## Information supplied
----

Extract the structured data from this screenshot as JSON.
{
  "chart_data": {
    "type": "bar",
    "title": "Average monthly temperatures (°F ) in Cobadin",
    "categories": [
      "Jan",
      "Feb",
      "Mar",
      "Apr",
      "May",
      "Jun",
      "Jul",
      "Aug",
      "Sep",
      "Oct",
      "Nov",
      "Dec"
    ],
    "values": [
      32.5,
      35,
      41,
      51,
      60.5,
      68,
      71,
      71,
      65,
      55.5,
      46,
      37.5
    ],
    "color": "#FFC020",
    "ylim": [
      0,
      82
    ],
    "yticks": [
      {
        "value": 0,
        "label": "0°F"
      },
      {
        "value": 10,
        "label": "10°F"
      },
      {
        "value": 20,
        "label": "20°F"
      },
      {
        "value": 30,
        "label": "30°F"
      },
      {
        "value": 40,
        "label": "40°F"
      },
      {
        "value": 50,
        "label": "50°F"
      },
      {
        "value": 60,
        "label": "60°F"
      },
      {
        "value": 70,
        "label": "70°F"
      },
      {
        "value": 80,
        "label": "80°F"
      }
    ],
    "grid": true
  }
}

----

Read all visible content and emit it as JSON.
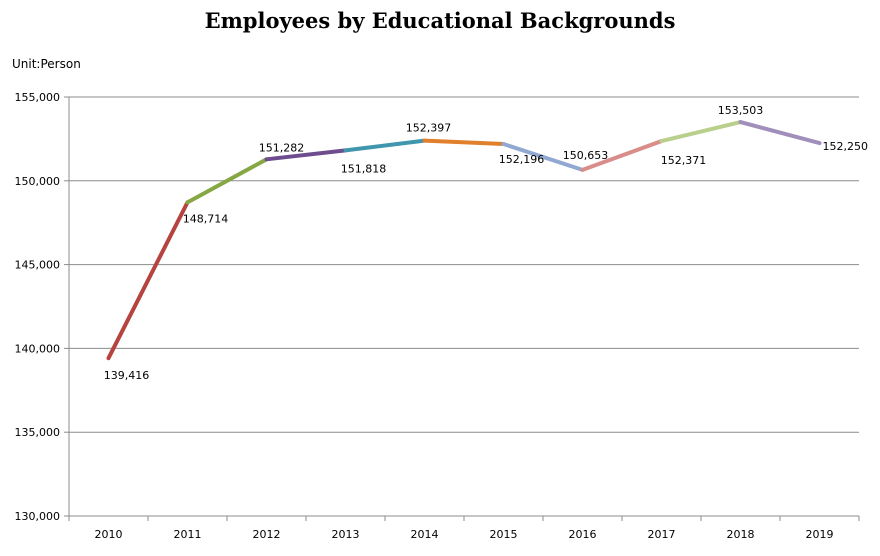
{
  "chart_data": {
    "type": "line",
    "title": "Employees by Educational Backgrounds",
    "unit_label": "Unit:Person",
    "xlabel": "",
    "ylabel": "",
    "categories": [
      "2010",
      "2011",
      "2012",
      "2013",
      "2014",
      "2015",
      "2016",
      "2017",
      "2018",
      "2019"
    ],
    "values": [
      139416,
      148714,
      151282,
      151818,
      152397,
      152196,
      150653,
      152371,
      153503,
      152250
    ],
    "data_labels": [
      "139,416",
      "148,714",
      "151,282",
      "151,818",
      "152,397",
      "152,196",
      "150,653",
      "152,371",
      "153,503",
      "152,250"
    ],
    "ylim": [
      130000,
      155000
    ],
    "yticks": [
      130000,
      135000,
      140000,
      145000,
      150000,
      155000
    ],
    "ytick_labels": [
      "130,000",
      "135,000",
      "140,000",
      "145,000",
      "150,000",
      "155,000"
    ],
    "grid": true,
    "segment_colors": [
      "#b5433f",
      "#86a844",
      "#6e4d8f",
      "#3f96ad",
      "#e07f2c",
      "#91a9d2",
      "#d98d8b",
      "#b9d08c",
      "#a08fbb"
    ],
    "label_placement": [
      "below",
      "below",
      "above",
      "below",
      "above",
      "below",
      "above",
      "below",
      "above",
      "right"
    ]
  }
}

----

## Exercise
List the lines of the entries that include "JSON".

## Output for this task
Extract the structured data from this screenshot as JSON.
Read all visible content and emit it as JSON.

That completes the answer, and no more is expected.